Exercise brief: You are to retype all of the data exactly as it appears.

Records that describe figures:
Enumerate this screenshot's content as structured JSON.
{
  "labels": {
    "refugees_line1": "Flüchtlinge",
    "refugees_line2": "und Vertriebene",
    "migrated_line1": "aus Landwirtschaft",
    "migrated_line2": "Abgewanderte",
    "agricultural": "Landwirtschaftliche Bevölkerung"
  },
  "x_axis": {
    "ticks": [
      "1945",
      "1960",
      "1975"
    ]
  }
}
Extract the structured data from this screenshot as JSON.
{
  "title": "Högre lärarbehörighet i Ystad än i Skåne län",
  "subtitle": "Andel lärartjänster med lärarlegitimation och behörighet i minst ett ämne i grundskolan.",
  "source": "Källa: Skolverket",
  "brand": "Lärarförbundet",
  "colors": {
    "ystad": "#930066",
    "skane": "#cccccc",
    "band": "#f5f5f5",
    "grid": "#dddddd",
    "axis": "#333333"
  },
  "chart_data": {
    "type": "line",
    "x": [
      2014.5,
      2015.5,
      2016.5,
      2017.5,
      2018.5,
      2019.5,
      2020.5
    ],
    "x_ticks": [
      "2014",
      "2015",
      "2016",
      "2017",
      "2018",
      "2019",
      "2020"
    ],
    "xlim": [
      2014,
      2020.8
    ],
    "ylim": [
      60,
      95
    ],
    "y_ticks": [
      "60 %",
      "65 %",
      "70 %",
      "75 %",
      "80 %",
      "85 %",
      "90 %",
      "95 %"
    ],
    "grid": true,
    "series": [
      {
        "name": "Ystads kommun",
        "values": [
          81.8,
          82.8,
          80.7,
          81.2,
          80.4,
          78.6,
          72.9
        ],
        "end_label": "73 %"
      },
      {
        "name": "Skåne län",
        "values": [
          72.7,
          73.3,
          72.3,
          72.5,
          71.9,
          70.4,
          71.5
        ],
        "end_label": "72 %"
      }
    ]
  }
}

Response for this exercise:
Enumerate this screenshot's content as structured JSON.
{
  "labels": {
    "refugees_line1": "Flüchtlinge",
    "refugees_line2": "und Vertriebene",
    "migrated_line1": "aus Landwirtschaft",
    "migrated_line2": "Abgewanderte",
    "agricultural": "Landwirtschaftliche Bevölkerung"
  },
  "x_axis": {
    "ticks": [
      "1945",
      "1960",
      "1975"
    ]
  }
}
Extract the structured data from this screenshot as JSON.
{
  "title": "Högre lärarbehörighet i Ystad än i Skåne län",
  "subtitle": "Andel lärartjänster med lärarlegitimation och behörighet i minst ett ämne i grundskolan.",
  "source": "Källa: Skolverket",
  "brand": "Lärarförbundet",
  "colors": {
    "ystad": "#930066",
    "skane": "#cccccc",
    "band": "#f5f5f5",
    "grid": "#dddddd",
    "axis": "#333333"
  },
  "chart_data": {
    "type": "line",
    "x": [
      2014.5,
      2015.5,
      2016.5,
      2017.5,
      2018.5,
      2019.5,
      2020.5
    ],
    "x_ticks": [
      "2014",
      "2015",
      "2016",
      "2017",
      "2018",
      "2019",
      "2020"
    ],
    "xlim": [
      2014,
      2020.8
    ],
    "ylim": [
      60,
      95
    ],
    "y_ticks": [
      "60 %",
      "65 %",
      "70 %",
      "75 %",
      "80 %",
      "85 %",
      "90 %",
      "95 %"
    ],
    "grid": true,
    "series": [
      {
        "name": "Ystads kommun",
        "values": [
          81.8,
          82.8,
          80.7,
          81.2,
          80.4,
          78.6,
          72.9
        ],
        "end_label": "73 %"
      },
      {
        "name": "Skåne län",
        "values": [
          72.7,
          73.3,
          72.3,
          72.5,
          71.9,
          70.4,
          71.5
        ],
        "end_label": "72 %"
      }
    ]
  }
}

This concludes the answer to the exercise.